THE PROBLEM =
All of the data needs to be repeated exactly.

DATA =
━━━━━━━━

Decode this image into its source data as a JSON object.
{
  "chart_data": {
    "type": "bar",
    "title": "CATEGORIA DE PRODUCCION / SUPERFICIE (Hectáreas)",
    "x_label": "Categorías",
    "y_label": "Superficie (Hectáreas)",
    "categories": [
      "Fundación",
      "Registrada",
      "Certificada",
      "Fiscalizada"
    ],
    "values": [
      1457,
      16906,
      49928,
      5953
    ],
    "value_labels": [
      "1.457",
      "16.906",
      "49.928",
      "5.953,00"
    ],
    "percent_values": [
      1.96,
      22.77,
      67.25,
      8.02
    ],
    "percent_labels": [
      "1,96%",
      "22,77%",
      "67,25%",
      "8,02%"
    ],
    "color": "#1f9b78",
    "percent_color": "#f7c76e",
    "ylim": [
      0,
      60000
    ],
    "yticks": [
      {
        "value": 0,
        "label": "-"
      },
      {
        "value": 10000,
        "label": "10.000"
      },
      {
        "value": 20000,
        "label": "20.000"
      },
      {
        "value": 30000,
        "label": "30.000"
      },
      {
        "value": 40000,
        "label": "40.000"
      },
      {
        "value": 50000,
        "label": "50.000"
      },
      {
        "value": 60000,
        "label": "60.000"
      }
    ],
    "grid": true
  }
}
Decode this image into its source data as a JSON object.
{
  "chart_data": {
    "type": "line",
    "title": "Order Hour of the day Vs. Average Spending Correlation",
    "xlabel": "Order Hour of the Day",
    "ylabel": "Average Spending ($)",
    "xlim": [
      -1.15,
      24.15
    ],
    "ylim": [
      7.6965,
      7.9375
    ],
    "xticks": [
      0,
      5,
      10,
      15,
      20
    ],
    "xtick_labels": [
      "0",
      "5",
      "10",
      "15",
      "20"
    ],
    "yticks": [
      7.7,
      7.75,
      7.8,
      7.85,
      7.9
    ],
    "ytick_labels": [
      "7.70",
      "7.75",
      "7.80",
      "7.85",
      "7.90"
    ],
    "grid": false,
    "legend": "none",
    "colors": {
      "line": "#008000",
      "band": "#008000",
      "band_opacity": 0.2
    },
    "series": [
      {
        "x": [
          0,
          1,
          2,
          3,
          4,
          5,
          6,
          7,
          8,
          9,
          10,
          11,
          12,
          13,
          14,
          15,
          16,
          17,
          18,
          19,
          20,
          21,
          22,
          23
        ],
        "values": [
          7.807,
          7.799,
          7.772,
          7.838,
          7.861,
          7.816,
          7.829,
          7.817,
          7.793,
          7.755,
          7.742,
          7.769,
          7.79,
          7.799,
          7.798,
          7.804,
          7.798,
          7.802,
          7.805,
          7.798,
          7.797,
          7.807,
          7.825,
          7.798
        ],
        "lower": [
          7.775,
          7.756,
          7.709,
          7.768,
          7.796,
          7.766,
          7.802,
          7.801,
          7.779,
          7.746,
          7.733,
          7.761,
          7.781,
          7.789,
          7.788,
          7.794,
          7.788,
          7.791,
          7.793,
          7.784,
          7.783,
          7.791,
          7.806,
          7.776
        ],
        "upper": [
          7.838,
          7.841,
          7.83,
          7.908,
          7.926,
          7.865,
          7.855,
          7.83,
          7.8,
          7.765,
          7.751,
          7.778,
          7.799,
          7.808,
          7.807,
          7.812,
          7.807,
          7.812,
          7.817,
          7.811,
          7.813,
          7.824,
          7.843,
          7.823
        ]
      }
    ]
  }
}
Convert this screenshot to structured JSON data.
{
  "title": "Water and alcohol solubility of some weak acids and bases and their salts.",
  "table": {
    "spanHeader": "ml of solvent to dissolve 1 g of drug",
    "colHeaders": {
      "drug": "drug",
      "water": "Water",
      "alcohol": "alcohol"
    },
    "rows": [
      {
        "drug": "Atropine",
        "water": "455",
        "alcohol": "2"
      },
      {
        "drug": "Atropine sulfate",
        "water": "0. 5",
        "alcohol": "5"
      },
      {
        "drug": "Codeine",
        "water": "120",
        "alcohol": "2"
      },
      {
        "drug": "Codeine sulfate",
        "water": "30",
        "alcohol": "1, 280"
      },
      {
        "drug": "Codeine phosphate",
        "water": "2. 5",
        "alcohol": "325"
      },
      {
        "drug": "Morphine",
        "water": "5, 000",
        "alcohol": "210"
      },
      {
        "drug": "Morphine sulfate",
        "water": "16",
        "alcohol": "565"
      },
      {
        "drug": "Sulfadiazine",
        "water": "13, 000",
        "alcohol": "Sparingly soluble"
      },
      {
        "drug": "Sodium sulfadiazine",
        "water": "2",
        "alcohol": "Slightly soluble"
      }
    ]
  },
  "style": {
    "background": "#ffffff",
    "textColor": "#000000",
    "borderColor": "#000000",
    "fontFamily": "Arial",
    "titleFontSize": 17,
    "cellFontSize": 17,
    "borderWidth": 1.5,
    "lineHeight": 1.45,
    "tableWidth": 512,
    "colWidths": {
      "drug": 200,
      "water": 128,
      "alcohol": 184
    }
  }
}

━━━━━━━━

OUTPUT FOR THIS TASK =
Decode this image into its source data as a JSON object.
{
  "chart_data": {
    "type": "bar",
    "title": "CATEGORIA DE PRODUCCION / SUPERFICIE (Hectáreas)",
    "x_label": "Categorías",
    "y_label": "Superficie (Hectáreas)",
    "categories": [
      "Fundación",
      "Registrada",
      "Certificada",
      "Fiscalizada"
    ],
    "values": [
      1457,
      16906,
      49928,
      5953
    ],
    "value_labels": [
      "1.457",
      "16.906",
      "49.928",
      "5.953,00"
    ],
    "percent_values": [
      1.96,
      22.77,
      67.25,
      8.02
    ],
    "percent_labels": [
      "1,96%",
      "22,77%",
      "67,25%",
      "8,02%"
    ],
    "color": "#1f9b78",
    "percent_color": "#f7c76e",
    "ylim": [
      0,
      60000
    ],
    "yticks": [
      {
        "value": 0,
        "label": "-"
      },
      {
        "value": 10000,
        "label": "10.000"
      },
      {
        "value": 20000,
        "label": "20.000"
      },
      {
        "value": 30000,
        "label": "30.000"
      },
      {
        "value": 40000,
        "label": "40.000"
      },
      {
        "value": 50000,
        "label": "50.000"
      },
      {
        "value": 60000,
        "label": "60.000"
      }
    ],
    "grid": true
  }
}
Decode this image into its source data as a JSON object.
{
  "chart_data": {
    "type": "line",
    "title": "Order Hour of the day Vs. Average Spending Correlation",
    "xlabel": "Order Hour of the Day",
    "ylabel": "Average Spending ($)",
    "xlim": [
      -1.15,
      24.15
    ],
    "ylim": [
      7.6965,
      7.9375
    ],
    "xticks": [
      0,
      5,
      10,
      15,
      20
    ],
    "xtick_labels": [
      "0",
      "5",
      "10",
      "15",
      "20"
    ],
    "yticks": [
      7.7,
      7.75,
      7.8,
      7.85,
      7.9
    ],
    "ytick_labels": [
      "7.70",
      "7.75",
      "7.80",
      "7.85",
      "7.90"
    ],
    "grid": false,
    "legend": "none",
    "colors": {
      "line": "#008000",
      "band": "#008000",
      "band_opacity": 0.2
    },
    "series": [
      {
        "x": [
          0,
          1,
          2,
          3,
          4,
          5,
          6,
          7,
          8,
          9,
          10,
          11,
          12,
          13,
          14,
          15,
          16,
          17,
          18,
          19,
          20,
          21,
          22,
          23
        ],
        "values": [
          7.807,
          7.799,
          7.772,
          7.838,
          7.861,
          7.816,
          7.829,
          7.817,
          7.793,
          7.755,
          7.742,
          7.769,
          7.79,
          7.799,
          7.798,
          7.804,
          7.798,
          7.802,
          7.805,
          7.798,
          7.797,
          7.807,
          7.825,
          7.798
        ],
        "lower": [
          7.775,
          7.756,
          7.709,
          7.768,
          7.796,
          7.766,
          7.802,
          7.801,
          7.779,
          7.746,
          7.733,
          7.761,
          7.781,
          7.789,
          7.788,
          7.794,
          7.788,
          7.791,
          7.793,
          7.784,
          7.783,
          7.791,
          7.806,
          7.776
        ],
        "upper": [
          7.838,
          7.841,
          7.83,
          7.908,
          7.926,
          7.865,
          7.855,
          7.83,
          7.8,
          7.765,
          7.751,
          7.778,
          7.799,
          7.808,
          7.807,
          7.812,
          7.807,
          7.812,
          7.817,
          7.811,
          7.813,
          7.824,
          7.843,
          7.823
        ]
      }
    ]
  }
}
Convert this screenshot to structured JSON data.
{
  "title": "Water and alcohol solubility of some weak acids and bases and their salts.",
  "table": {
    "spanHeader": "ml of solvent to dissolve 1 g of drug",
    "colHeaders": {
      "drug": "drug",
      "water": "Water",
      "alcohol": "alcohol"
    },
    "rows": [
      {
        "drug": "Atropine",
        "water": "455",
        "alcohol": "2"
      },
      {
        "drug": "Atropine sulfate",
        "water": "0. 5",
        "alcohol": "5"
      },
      {
        "drug": "Codeine",
        "water": "120",
        "alcohol": "2"
      },
      {
        "drug": "Codeine sulfate",
        "water": "30",
        "alcohol": "1, 280"
      },
      {
        "drug": "Codeine phosphate",
        "water": "2. 5",
        "alcohol": "325"
      },
      {
        "drug": "Morphine",
        "water": "5, 000",
        "alcohol": "210"
      },
      {
        "drug": "Morphine sulfate",
        "water": "16",
        "alcohol": "565"
      },
      {
        "drug": "Sulfadiazine",
        "water": "13, 000",
        "alcohol": "Sparingly soluble"
      },
      {
        "drug": "Sodium sulfadiazine",
        "water": "2",
        "alcohol": "Slightly soluble"
      }
    ]
  },
  "style": {
    "background": "#ffffff",
    "textColor": "#000000",
    "borderColor": "#000000",
    "fontFamily": "Arial",
    "titleFontSize": 17,
    "cellFontSize": 17,
    "borderWidth": 1.5,
    "lineHeight": 1.45,
    "tableWidth": 512,
    "colWidths": {
      "drug": 200,
      "water": 128,
      "alcohol": 184
    }
  }
}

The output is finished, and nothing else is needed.